─── Material provided
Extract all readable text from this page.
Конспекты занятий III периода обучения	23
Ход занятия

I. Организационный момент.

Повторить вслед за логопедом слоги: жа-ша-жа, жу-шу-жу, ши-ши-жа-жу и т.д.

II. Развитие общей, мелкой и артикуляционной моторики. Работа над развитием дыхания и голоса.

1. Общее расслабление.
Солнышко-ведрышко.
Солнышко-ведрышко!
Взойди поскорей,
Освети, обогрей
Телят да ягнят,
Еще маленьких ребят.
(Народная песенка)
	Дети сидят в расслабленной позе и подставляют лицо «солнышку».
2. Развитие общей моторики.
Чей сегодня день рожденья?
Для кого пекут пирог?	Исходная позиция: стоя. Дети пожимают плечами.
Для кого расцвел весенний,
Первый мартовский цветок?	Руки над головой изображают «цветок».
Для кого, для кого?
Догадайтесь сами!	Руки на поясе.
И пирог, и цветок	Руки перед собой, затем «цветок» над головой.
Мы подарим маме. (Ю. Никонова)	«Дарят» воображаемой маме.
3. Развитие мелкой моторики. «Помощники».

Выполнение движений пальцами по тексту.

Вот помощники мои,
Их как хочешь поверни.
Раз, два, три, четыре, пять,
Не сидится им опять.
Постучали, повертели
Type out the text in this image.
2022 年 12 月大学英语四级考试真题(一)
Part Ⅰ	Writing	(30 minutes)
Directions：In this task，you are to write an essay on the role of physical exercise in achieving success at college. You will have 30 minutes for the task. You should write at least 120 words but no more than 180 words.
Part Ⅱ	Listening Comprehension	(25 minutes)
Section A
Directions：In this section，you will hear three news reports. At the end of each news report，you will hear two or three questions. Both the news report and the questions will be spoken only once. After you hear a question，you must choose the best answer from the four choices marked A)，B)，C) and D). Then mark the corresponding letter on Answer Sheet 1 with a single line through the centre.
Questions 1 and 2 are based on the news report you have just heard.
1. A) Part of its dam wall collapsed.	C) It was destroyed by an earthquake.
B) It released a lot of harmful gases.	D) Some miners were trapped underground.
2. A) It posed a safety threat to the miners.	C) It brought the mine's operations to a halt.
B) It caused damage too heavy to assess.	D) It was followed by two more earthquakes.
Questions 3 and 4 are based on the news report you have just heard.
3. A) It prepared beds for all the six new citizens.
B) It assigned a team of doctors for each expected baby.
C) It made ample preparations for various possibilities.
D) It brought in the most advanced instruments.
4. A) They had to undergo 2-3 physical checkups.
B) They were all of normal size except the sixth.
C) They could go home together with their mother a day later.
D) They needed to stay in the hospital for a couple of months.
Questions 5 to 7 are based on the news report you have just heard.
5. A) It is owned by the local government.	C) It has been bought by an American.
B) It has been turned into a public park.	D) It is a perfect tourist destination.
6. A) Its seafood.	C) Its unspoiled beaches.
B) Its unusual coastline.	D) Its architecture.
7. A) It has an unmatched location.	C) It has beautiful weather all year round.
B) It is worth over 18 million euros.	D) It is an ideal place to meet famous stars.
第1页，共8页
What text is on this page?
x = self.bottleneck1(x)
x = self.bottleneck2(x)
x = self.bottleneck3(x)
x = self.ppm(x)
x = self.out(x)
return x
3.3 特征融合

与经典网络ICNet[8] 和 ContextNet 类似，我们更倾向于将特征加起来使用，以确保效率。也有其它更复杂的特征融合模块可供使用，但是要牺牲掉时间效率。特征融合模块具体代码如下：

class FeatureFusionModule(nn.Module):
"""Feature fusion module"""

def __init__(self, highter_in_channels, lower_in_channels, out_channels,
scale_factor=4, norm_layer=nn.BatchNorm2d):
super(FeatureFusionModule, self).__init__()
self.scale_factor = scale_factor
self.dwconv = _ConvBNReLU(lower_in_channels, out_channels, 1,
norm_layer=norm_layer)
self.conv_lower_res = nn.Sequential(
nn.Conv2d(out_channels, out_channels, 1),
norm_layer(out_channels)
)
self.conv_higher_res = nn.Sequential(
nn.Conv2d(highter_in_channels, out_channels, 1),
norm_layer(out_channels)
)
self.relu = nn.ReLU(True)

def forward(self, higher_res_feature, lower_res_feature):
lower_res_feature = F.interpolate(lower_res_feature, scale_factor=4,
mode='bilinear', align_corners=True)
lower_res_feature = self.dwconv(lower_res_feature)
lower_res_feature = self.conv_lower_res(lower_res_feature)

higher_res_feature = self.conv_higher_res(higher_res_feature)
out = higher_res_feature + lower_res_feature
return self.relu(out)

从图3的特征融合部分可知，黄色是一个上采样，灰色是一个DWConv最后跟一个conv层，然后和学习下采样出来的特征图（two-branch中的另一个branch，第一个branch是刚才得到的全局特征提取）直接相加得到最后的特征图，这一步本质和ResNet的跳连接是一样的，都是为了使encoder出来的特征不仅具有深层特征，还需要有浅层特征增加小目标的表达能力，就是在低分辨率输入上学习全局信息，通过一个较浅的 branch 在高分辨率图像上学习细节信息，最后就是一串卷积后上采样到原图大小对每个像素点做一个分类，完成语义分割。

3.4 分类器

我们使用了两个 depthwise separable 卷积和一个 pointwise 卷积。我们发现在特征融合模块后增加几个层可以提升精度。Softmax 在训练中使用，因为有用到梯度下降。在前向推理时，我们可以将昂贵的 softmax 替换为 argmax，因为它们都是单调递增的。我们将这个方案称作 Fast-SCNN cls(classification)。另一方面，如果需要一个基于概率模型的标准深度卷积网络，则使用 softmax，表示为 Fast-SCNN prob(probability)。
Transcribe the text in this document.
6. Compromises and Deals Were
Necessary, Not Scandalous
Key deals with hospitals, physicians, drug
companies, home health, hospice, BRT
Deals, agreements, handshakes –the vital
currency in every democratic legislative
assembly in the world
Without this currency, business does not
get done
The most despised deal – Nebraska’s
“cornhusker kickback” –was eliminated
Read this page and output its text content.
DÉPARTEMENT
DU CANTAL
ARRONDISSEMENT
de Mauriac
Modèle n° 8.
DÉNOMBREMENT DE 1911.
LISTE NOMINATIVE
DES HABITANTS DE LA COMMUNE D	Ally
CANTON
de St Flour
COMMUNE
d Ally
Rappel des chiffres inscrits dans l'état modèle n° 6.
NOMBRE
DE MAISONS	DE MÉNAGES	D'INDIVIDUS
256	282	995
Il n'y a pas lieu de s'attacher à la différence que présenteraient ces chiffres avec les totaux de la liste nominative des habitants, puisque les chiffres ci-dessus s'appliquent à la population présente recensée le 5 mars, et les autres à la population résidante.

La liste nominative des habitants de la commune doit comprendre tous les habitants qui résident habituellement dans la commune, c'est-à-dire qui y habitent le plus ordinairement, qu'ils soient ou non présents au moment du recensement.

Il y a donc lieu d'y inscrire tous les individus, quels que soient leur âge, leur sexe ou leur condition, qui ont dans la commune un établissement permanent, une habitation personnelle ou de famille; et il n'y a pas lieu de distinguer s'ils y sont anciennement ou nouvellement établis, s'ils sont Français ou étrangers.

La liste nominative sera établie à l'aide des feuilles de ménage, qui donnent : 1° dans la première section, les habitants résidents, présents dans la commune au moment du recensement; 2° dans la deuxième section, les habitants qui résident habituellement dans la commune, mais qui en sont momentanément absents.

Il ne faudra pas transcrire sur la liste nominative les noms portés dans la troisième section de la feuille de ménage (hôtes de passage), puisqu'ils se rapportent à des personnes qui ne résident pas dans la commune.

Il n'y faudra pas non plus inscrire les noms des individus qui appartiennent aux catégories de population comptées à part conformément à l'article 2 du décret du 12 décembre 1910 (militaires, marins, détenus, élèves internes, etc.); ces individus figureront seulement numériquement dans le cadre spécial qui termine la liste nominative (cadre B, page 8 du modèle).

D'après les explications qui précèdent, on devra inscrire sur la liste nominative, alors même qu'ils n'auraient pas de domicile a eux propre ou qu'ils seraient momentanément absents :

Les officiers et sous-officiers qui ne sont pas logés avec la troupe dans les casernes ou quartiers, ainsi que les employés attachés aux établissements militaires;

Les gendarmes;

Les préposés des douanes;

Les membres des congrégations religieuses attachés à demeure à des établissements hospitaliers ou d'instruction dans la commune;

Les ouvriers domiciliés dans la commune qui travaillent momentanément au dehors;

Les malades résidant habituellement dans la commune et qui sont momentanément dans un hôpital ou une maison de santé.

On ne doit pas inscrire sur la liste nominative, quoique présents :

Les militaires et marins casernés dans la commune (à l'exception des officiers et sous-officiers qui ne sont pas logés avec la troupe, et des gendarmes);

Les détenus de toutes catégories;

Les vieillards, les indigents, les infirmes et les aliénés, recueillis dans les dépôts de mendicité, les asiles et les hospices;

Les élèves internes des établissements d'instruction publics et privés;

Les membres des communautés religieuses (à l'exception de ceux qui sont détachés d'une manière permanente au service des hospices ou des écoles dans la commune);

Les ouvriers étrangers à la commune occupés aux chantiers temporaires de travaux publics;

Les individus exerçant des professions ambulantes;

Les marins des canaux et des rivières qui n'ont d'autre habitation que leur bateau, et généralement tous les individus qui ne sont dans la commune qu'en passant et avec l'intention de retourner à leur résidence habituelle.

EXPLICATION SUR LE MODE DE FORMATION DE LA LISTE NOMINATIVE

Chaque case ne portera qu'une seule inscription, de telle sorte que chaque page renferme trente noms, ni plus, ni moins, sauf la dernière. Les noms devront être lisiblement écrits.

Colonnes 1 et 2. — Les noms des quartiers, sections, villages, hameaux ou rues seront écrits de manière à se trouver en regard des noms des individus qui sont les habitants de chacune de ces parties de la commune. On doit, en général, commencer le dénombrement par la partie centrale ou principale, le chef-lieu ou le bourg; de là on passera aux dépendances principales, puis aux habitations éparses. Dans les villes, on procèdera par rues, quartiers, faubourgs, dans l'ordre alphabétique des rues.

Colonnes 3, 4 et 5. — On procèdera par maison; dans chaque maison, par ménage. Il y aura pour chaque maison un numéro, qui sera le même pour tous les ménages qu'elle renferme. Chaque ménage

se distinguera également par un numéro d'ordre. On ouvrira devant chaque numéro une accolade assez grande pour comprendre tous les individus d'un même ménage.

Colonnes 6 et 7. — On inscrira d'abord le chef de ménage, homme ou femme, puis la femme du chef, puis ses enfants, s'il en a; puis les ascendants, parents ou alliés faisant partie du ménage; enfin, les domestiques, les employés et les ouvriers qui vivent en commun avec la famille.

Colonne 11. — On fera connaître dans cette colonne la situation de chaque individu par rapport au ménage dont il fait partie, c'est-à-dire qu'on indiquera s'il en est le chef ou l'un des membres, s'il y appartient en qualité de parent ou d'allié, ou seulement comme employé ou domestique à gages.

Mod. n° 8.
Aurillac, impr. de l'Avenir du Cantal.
──────
Exercise description =
Identify each line holding the string "logés", and copy it out.

Task output =
Les officiers et sous-officiers qui ne sont pas logés avec la troupe dans les casernes ou quartiers, ainsi que les employés attachés aux établissements militaires;
Les militaires et marins casernés dans la commune (à l'exception des officiers et sous-officiers qui ne sont pas logés avec la troupe, et des gendarmes);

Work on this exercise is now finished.